(Prompt): The data below is to be returned in full and exactly.
— Begin Data —
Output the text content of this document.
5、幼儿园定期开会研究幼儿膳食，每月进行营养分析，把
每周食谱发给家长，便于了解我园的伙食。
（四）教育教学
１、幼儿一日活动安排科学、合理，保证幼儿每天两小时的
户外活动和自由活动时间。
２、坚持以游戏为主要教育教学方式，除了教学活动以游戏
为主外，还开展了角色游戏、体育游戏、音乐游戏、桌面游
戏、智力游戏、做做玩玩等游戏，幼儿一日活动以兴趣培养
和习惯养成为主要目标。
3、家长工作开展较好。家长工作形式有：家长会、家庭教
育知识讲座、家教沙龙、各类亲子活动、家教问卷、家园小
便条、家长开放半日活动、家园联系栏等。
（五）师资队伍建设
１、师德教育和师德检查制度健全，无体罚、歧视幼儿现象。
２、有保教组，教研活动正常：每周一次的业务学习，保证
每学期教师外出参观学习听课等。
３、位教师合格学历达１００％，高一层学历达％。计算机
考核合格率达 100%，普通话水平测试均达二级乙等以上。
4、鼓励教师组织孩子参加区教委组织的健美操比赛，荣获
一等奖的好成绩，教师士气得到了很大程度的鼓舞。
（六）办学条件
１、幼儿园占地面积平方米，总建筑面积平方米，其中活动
— End Data —
(Complete response):
Output the text content of this document.
5、幼儿园定期开会研究幼儿膳食，每月进行营养分析，把
每周食谱发给家长，便于了解我园的伙食。
（四）教育教学
１、幼儿一日活动安排科学、合理，保证幼儿每天两小时的
户外活动和自由活动时间。
２、坚持以游戏为主要教育教学方式，除了教学活动以游戏
为主外，还开展了角色游戏、体育游戏、音乐游戏、桌面游
戏、智力游戏、做做玩玩等游戏，幼儿一日活动以兴趣培养
和习惯养成为主要目标。
3、家长工作开展较好。家长工作形式有：家长会、家庭教
育知识讲座、家教沙龙、各类亲子活动、家教问卷、家园小
便条、家长开放半日活动、家园联系栏等。
（五）师资队伍建设
１、师德教育和师德检查制度健全，无体罚、歧视幼儿现象。
２、有保教组，教研活动正常：每周一次的业务学习，保证
每学期教师外出参观学习听课等。
３、位教师合格学历达１００％，高一层学历达％。计算机
考核合格率达 100%，普通话水平测试均达二级乙等以上。
4、鼓励教师组织孩子参加区教委组织的健美操比赛，荣获
一等奖的好成绩，教师士气得到了很大程度的鼓舞。
（六）办学条件
１、幼儿园占地面积平方米，总建筑面积平方米，其中活动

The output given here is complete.